* _Dataset rows_

##########

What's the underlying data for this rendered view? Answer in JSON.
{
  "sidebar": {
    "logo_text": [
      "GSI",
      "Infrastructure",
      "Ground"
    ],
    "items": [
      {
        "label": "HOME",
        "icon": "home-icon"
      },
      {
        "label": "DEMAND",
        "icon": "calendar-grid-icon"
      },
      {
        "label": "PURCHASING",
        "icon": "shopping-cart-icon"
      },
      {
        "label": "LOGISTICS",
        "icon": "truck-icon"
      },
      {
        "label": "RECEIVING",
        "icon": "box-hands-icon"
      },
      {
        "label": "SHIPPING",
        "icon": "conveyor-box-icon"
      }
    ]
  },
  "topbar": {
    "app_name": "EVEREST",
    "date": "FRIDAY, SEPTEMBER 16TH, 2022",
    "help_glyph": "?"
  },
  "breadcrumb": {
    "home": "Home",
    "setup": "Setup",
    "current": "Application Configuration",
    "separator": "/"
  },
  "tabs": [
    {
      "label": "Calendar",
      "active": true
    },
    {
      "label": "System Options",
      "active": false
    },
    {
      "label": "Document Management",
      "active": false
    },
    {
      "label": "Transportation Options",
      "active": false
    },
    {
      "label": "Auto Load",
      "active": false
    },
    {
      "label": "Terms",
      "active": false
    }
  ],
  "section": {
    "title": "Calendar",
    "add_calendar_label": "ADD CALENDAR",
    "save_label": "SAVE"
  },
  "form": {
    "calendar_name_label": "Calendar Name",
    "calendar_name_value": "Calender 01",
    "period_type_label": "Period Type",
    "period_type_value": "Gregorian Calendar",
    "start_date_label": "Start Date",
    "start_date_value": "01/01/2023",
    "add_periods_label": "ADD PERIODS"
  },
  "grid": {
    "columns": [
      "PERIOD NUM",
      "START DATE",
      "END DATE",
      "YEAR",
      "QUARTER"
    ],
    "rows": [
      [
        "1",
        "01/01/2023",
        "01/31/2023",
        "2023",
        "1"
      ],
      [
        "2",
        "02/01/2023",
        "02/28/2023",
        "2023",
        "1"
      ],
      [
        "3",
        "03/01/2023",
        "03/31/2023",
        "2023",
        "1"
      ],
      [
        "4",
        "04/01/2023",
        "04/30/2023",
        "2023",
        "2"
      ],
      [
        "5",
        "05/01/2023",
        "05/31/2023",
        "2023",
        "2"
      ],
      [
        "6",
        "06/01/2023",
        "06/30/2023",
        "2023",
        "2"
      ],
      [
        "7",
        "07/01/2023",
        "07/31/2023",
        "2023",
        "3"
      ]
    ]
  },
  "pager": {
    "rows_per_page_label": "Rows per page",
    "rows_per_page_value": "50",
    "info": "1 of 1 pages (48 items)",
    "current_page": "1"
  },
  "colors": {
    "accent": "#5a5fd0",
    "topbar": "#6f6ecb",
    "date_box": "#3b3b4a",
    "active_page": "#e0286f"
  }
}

##########

* _Exercise requirements_
Where a line holds "icon", copy it out.

* _Exercise solution_
        "icon": "home-icon"
        "icon": "calendar-grid-icon"
        "icon": "shopping-cart-icon"
        "icon": "truck-icon"
        "icon": "box-hands-icon"
        "icon": "conveyor-box-icon"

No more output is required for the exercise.